◆ Exercise instructions ◆
Set down each line of the material that follows, exactly, with no pictures.

◆ The data ◆
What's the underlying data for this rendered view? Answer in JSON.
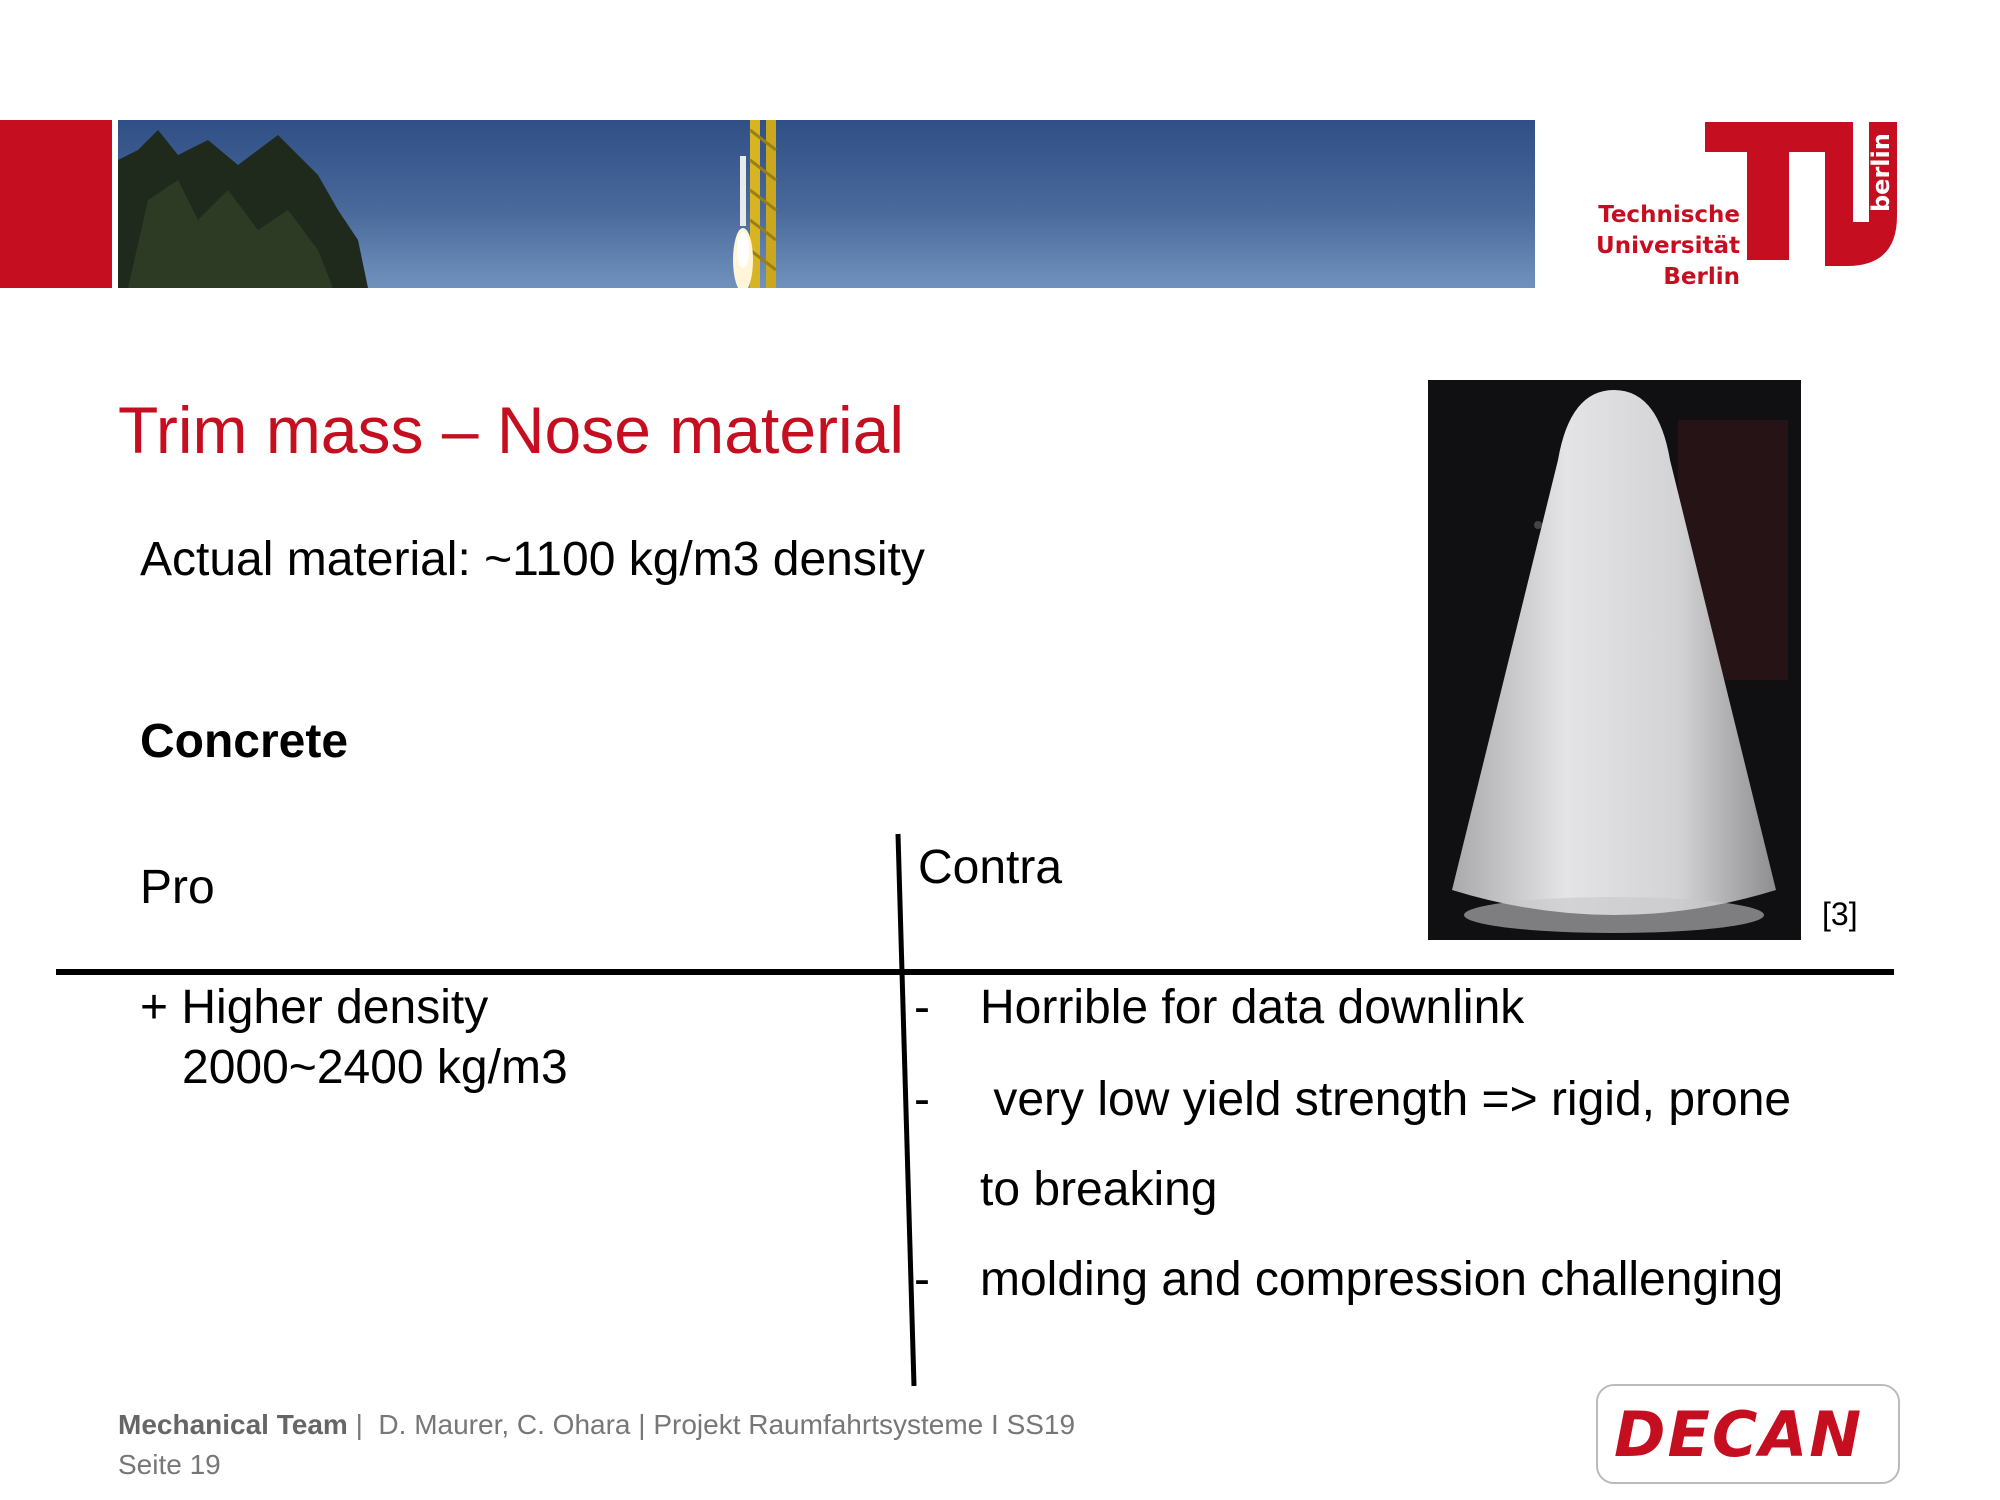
{
  "header": {
    "accent_color": "#c50e1f",
    "banner_image": "rocket-launch-photo",
    "logo": {
      "lines": "Technische\nUniversität\nBerlin",
      "vertical": "berlin"
    }
  },
  "slide": {
    "title": "Trim mass – Nose material",
    "subtitle": "Actual material: ~1100 kg/m3 density",
    "section": "Concrete",
    "pro_label": "Pro",
    "contra_label": "Contra",
    "pro_items": [
      {
        "bullet": "+",
        "line1": "Higher density",
        "line2": "2000~2400 kg/m3"
      }
    ],
    "contra_items": [
      {
        "bullet": "-",
        "text": "Horrible for data downlink"
      },
      {
        "bullet": "-",
        "text": " very low yield strength => rigid, prone"
      },
      {
        "bullet": "",
        "text": "to breaking"
      },
      {
        "bullet": "-",
        "text": "molding and compression challenging"
      }
    ],
    "photo": "concrete-nose-cone-photo",
    "photo_ref": "[3]"
  },
  "footer": {
    "team": "Mechanical Team",
    "separator": " |  ",
    "authors": "D. Maurer, C. Ohara | Projekt Raumfahrtsysteme I SS19",
    "page": "Seite 19",
    "decan_logo": "DECAN"
  }
}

◆ Solution below ◆
What's the underlying data for this rendered view? Answer in JSON.
{
  "header": {
    "accent_color": "#c50e1f",
    "banner_image": "rocket-launch-photo",
    "logo": {
      "lines": "Technische\nUniversität\nBerlin",
      "vertical": "berlin"
    }
  },
  "slide": {
    "title": "Trim mass – Nose material",
    "subtitle": "Actual material: ~1100 kg/m3 density",
    "section": "Concrete",
    "pro_label": "Pro",
    "contra_label": "Contra",
    "pro_items": [
      {
        "bullet": "+",
        "line1": "Higher density",
        "line2": "2000~2400 kg/m3"
      }
    ],
    "contra_items": [
      {
        "bullet": "-",
        "text": "Horrible for data downlink"
      },
      {
        "bullet": "-",
        "text": " very low yield strength => rigid, prone"
      },
      {
        "bullet": "",
        "text": "to breaking"
      },
      {
        "bullet": "-",
        "text": "molding and compression challenging"
      }
    ],
    "photo": "concrete-nose-cone-photo",
    "photo_ref": "[3]"
  },
  "footer": {
    "team": "Mechanical Team",
    "separator": " |  ",
    "authors": "D. Maurer, C. Ohara | Projekt Raumfahrtsysteme I SS19",
    "page": "Seite 19",
    "decan_logo": "DECAN"
  }
}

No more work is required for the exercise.